--- Working data ---
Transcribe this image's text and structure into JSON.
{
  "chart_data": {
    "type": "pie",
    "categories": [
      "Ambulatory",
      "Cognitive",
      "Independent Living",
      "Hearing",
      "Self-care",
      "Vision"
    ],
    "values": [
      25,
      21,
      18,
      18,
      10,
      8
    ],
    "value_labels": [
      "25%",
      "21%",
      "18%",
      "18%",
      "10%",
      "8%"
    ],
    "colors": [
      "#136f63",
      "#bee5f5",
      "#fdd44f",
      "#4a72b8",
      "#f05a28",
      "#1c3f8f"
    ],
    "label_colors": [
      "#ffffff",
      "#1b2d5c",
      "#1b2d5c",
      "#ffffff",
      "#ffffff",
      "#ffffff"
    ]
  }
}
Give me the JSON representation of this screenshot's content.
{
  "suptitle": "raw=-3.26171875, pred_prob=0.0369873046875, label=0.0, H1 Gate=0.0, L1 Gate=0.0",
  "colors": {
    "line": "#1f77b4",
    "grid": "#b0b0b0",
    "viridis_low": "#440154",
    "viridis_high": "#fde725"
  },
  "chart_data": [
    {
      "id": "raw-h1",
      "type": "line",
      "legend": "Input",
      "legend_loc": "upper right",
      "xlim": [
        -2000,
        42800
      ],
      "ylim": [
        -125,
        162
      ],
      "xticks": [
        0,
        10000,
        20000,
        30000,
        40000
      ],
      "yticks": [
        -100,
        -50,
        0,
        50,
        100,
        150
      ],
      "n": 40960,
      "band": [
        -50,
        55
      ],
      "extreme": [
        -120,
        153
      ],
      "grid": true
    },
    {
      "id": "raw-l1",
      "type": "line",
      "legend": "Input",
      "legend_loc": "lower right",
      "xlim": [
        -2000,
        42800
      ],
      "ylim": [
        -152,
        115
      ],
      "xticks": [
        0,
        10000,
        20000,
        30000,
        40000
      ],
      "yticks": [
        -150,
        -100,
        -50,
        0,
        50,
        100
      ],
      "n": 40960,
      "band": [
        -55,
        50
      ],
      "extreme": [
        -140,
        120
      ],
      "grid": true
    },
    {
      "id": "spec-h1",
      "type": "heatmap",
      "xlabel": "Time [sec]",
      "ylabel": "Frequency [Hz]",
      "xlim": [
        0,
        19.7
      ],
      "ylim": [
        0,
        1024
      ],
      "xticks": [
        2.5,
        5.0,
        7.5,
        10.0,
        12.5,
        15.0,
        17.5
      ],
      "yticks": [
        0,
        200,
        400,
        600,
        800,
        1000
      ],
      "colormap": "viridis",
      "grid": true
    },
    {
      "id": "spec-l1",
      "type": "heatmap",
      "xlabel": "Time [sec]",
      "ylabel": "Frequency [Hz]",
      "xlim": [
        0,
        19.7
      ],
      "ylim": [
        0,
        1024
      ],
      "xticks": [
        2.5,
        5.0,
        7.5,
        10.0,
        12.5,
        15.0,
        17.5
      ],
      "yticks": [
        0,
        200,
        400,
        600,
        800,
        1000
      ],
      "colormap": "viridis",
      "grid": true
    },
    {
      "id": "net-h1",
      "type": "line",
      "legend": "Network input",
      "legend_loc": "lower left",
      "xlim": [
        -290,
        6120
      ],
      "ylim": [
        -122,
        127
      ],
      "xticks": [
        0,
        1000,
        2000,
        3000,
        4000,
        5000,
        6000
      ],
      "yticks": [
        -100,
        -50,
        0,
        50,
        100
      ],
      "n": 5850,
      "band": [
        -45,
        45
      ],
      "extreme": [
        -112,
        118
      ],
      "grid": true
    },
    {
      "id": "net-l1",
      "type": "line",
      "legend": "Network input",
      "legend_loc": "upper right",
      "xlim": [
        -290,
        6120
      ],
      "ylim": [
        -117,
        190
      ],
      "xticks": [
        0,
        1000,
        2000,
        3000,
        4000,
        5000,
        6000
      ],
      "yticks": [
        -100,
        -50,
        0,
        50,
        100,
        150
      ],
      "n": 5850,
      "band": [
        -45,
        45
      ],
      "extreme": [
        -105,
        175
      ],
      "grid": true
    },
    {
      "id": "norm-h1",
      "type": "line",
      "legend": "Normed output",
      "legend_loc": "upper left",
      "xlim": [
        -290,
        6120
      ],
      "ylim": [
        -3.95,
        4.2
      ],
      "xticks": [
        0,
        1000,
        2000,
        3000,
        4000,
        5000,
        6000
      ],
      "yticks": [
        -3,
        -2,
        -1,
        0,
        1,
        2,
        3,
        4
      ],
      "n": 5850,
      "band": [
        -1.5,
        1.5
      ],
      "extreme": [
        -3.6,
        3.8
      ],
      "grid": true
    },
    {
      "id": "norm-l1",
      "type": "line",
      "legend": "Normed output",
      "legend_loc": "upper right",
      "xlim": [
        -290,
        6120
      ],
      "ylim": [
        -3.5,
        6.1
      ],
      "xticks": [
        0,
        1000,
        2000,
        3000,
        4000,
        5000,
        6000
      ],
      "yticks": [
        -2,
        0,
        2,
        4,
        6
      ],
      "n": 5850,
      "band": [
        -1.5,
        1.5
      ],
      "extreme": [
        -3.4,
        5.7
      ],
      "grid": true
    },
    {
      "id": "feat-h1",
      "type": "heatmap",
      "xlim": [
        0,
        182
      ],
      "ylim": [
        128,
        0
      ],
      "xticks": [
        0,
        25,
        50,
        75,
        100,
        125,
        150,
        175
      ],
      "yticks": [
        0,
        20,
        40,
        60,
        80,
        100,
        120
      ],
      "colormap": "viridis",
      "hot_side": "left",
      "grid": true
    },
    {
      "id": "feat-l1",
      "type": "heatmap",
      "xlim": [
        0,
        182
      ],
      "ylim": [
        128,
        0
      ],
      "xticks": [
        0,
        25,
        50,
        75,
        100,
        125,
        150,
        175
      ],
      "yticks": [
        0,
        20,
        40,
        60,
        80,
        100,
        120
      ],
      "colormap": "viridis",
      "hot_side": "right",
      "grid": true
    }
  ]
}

--- Direction ---
Each line above must be printed exactly as it appears.

--- Output below ---
Transcribe this image's text and structure into JSON.
{
  "chart_data": {
    "type": "pie",
    "categories": [
      "Ambulatory",
      "Cognitive",
      "Independent Living",
      "Hearing",
      "Self-care",
      "Vision"
    ],
    "values": [
      25,
      21,
      18,
      18,
      10,
      8
    ],
    "value_labels": [
      "25%",
      "21%",
      "18%",
      "18%",
      "10%",
      "8%"
    ],
    "colors": [
      "#136f63",
      "#bee5f5",
      "#fdd44f",
      "#4a72b8",
      "#f05a28",
      "#1c3f8f"
    ],
    "label_colors": [
      "#ffffff",
      "#1b2d5c",
      "#1b2d5c",
      "#ffffff",
      "#ffffff",
      "#ffffff"
    ]
  }
}
Give me the JSON representation of this screenshot's content.
{
  "suptitle": "raw=-3.26171875, pred_prob=0.0369873046875, label=0.0, H1 Gate=0.0, L1 Gate=0.0",
  "colors": {
    "line": "#1f77b4",
    "grid": "#b0b0b0",
    "viridis_low": "#440154",
    "viridis_high": "#fde725"
  },
  "chart_data": [
    {
      "id": "raw-h1",
      "type": "line",
      "legend": "Input",
      "legend_loc": "upper right",
      "xlim": [
        -2000,
        42800
      ],
      "ylim": [
        -125,
        162
      ],
      "xticks": [
        0,
        10000,
        20000,
        30000,
        40000
      ],
      "yticks": [
        -100,
        -50,
        0,
        50,
        100,
        150
      ],
      "n": 40960,
      "band": [
        -50,
        55
      ],
      "extreme": [
        -120,
        153
      ],
      "grid": true
    },
    {
      "id": "raw-l1",
      "type": "line",
      "legend": "Input",
      "legend_loc": "lower right",
      "xlim": [
        -2000,
        42800
      ],
      "ylim": [
        -152,
        115
      ],
      "xticks": [
        0,
        10000,
        20000,
        30000,
        40000
      ],
      "yticks": [
        -150,
        -100,
        -50,
        0,
        50,
        100
      ],
      "n": 40960,
      "band": [
        -55,
        50
      ],
      "extreme": [
        -140,
        120
      ],
      "grid": true
    },
    {
      "id": "spec-h1",
      "type": "heatmap",
      "xlabel": "Time [sec]",
      "ylabel": "Frequency [Hz]",
      "xlim": [
        0,
        19.7
      ],
      "ylim": [
        0,
        1024
      ],
      "xticks": [
        2.5,
        5.0,
        7.5,
        10.0,
        12.5,
        15.0,
        17.5
      ],
      "yticks": [
        0,
        200,
        400,
        600,
        800,
        1000
      ],
      "colormap": "viridis",
      "grid": true
    },
    {
      "id": "spec-l1",
      "type": "heatmap",
      "xlabel": "Time [sec]",
      "ylabel": "Frequency [Hz]",
      "xlim": [
        0,
        19.7
      ],
      "ylim": [
        0,
        1024
      ],
      "xticks": [
        2.5,
        5.0,
        7.5,
        10.0,
        12.5,
        15.0,
        17.5
      ],
      "yticks": [
        0,
        200,
        400,
        600,
        800,
        1000
      ],
      "colormap": "viridis",
      "grid": true
    },
    {
      "id": "net-h1",
      "type": "line",
      "legend": "Network input",
      "legend_loc": "lower left",
      "xlim": [
        -290,
        6120
      ],
      "ylim": [
        -122,
        127
      ],
      "xticks": [
        0,
        1000,
        2000,
        3000,
        4000,
        5000,
        6000
      ],
      "yticks": [
        -100,
        -50,
        0,
        50,
        100
      ],
      "n": 5850,
      "band": [
        -45,
        45
      ],
      "extreme": [
        -112,
        118
      ],
      "grid": true
    },
    {
      "id": "net-l1",
      "type": "line",
      "legend": "Network input",
      "legend_loc": "upper right",
      "xlim": [
        -290,
        6120
      ],
      "ylim": [
        -117,
        190
      ],
      "xticks": [
        0,
        1000,
        2000,
        3000,
        4000,
        5000,
        6000
      ],
      "yticks": [
        -100,
        -50,
        0,
        50,
        100,
        150
      ],
      "n": 5850,
      "band": [
        -45,
        45
      ],
      "extreme": [
        -105,
        175
      ],
      "grid": true
    },
    {
      "id": "norm-h1",
      "type": "line",
      "legend": "Normed output",
      "legend_loc": "upper left",
      "xlim": [
        -290,
        6120
      ],
      "ylim": [
        -3.95,
        4.2
      ],
      "xticks": [
        0,
        1000,
        2000,
        3000,
        4000,
        5000,
        6000
      ],
      "yticks": [
        -3,
        -2,
        -1,
        0,
        1,
        2,
        3,
        4
      ],
      "n": 5850,
      "band": [
        -1.5,
        1.5
      ],
      "extreme": [
        -3.6,
        3.8
      ],
      "grid": true
    },
    {
      "id": "norm-l1",
      "type": "line",
      "legend": "Normed output",
      "legend_loc": "upper right",
      "xlim": [
        -290,
        6120
      ],
      "ylim": [
        -3.5,
        6.1
      ],
      "xticks": [
        0,
        1000,
        2000,
        3000,
        4000,
        5000,
        6000
      ],
      "yticks": [
        -2,
        0,
        2,
        4,
        6
      ],
      "n": 5850,
      "band": [
        -1.5,
        1.5
      ],
      "extreme": [
        -3.4,
        5.7
      ],
      "grid": true
    },
    {
      "id": "feat-h1",
      "type": "heatmap",
      "xlim": [
        0,
        182
      ],
      "ylim": [
        128,
        0
      ],
      "xticks": [
        0,
        25,
        50,
        75,
        100,
        125,
        150,
        175
      ],
      "yticks": [
        0,
        20,
        40,
        60,
        80,
        100,
        120
      ],
      "colormap": "viridis",
      "hot_side": "left",
      "grid": true
    },
    {
      "id": "feat-l1",
      "type": "heatmap",
      "xlim": [
        0,
        182
      ],
      "ylim": [
        128,
        0
      ],
      "xticks": [
        0,
        25,
        50,
        75,
        100,
        125,
        150,
        175
      ],
      "yticks": [
        0,
        20,
        40,
        60,
        80,
        100,
        120
      ],
      "colormap": "viridis",
      "hot_side": "right",
      "grid": true
    }
  ]
}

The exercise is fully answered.